Stored data
• • •
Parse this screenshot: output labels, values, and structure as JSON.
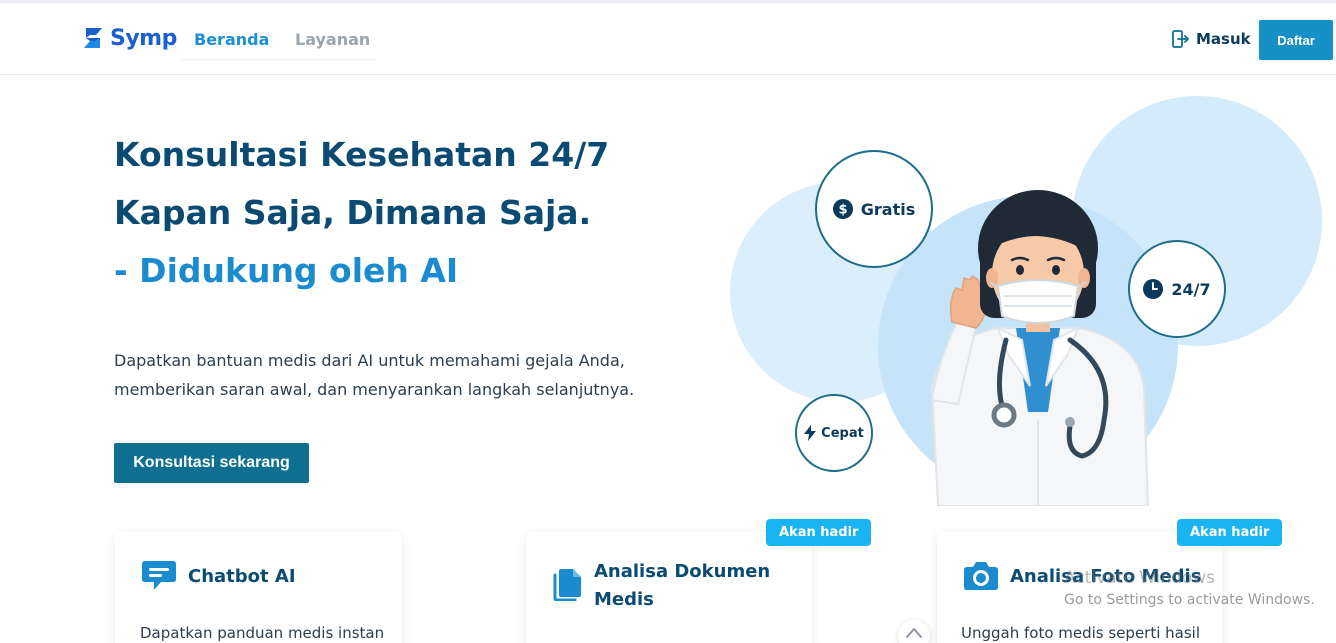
{
  "header": {
    "brand": "Symp",
    "nav": {
      "home": "Beranda",
      "services": "Layanan"
    },
    "login": "Masuk",
    "register": "Daftar"
  },
  "hero": {
    "line1": "Konsultasi Kesehatan 24/7",
    "line2": "Kapan Saja, Dimana Saja.",
    "line3": "- Didukung oleh AI",
    "description": "Dapatkan bantuan medis dari AI untuk memahami gejala Anda, memberikan saran awal, dan menyarankan langkah selanjutnya.",
    "cta": "Konsultasi sekarang"
  },
  "badges": {
    "free": "Gratis",
    "always": "24/7",
    "fast": "Cepat"
  },
  "features": [
    {
      "title": "Chatbot AI",
      "description": "Dapatkan panduan medis instan",
      "icon": "chat-icon"
    },
    {
      "title": "Analisa Dokumen Medis",
      "description": "",
      "icon": "document-icon",
      "tag": "Akan hadir"
    },
    {
      "title": "Analisa Foto Medis",
      "description": "Unggah foto medis seperti hasil",
      "icon": "camera-icon",
      "tag": "Akan hadir"
    }
  ],
  "watermark": {
    "title": "Activate Windows",
    "subtitle": "Go to Settings to activate Windows."
  },
  "colors": {
    "brand": "#1a5fd0",
    "navActive": "#1b8fd6",
    "heading": "#0b4b73",
    "accent": "#1b8bd0",
    "cta": "#0e6f91",
    "register": "#1790c8",
    "badge": "#1bb4f2"
  }
}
• • •
**GOAL:** Transcribe the whole listing, character for character, but not its images.

**TASK ANSWER:**
Parse this screenshot: output labels, values, and structure as JSON.
{
  "header": {
    "brand": "Symp",
    "nav": {
      "home": "Beranda",
      "services": "Layanan"
    },
    "login": "Masuk",
    "register": "Daftar"
  },
  "hero": {
    "line1": "Konsultasi Kesehatan 24/7",
    "line2": "Kapan Saja, Dimana Saja.",
    "line3": "- Didukung oleh AI",
    "description": "Dapatkan bantuan medis dari AI untuk memahami gejala Anda, memberikan saran awal, dan menyarankan langkah selanjutnya.",
    "cta": "Konsultasi sekarang"
  },
  "badges": {
    "free": "Gratis",
    "always": "24/7",
    "fast": "Cepat"
  },
  "features": [
    {
      "title": "Chatbot AI",
      "description": "Dapatkan panduan medis instan",
      "icon": "chat-icon"
    },
    {
      "title": "Analisa Dokumen Medis",
      "description": "",
      "icon": "document-icon",
      "tag": "Akan hadir"
    },
    {
      "title": "Analisa Foto Medis",
      "description": "Unggah foto medis seperti hasil",
      "icon": "camera-icon",
      "tag": "Akan hadir"
    }
  ],
  "watermark": {
    "title": "Activate Windows",
    "subtitle": "Go to Settings to activate Windows."
  },
  "colors": {
    "brand": "#1a5fd0",
    "navActive": "#1b8fd6",
    "heading": "#0b4b73",
    "accent": "#1b8bd0",
    "cta": "#0e6f91",
    "register": "#1790c8",
    "badge": "#1bb4f2"
  }
}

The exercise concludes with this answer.